— WHAT NEEDS TO BE DONE —
Set down each record below precisely, skipping the pictures.

# # # #

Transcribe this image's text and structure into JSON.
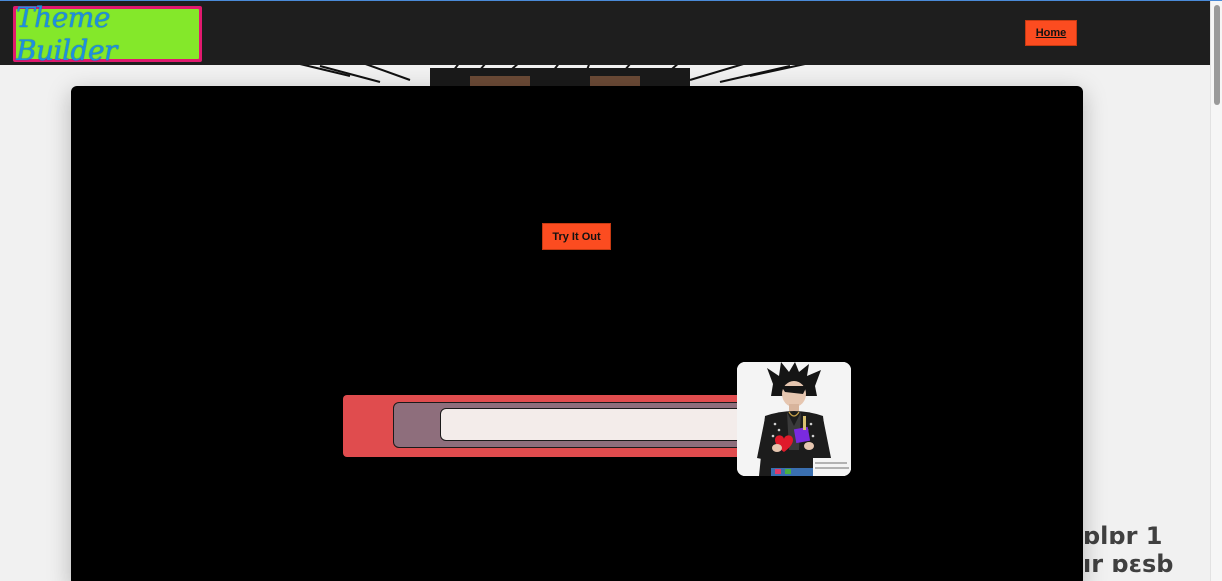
{
  "header": {
    "logo_text": "Theme Builder",
    "nav": {
      "home_label": "Home"
    }
  },
  "main": {
    "try_button_label": "Try It Out",
    "input": {
      "value": "",
      "placeholder": ""
    }
  },
  "colors": {
    "accent": "#fc4c20",
    "header_bg": "#1e1e1e",
    "logo_border": "#e0196e",
    "logo_bg": "#84e82a",
    "logo_text": "#1e8fe0",
    "panel_bg": "#000000",
    "widget_outer": "#e04c4e",
    "widget_mid": "#8e6e7c",
    "widget_input": "#f3ecea"
  },
  "icons": [
    "avatar-character-image",
    "heart-shape",
    "hair-background-image"
  ]
}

# # # #

— ANSWER TO THIS PROBLEM —
Transcribe this image's text and structure into JSON.
{
  "header": {
    "logo_text": "Theme Builder",
    "nav": {
      "home_label": "Home"
    }
  },
  "main": {
    "try_button_label": "Try It Out",
    "input": {
      "value": "",
      "placeholder": ""
    }
  },
  "colors": {
    "accent": "#fc4c20",
    "header_bg": "#1e1e1e",
    "logo_border": "#e0196e",
    "logo_bg": "#84e82a",
    "logo_text": "#1e8fe0",
    "panel_bg": "#000000",
    "widget_outer": "#e04c4e",
    "widget_mid": "#8e6e7c",
    "widget_input": "#f3ecea"
  },
  "icons": [
    "avatar-character-image",
    "heart-shape",
    "hair-background-image"
  ]
}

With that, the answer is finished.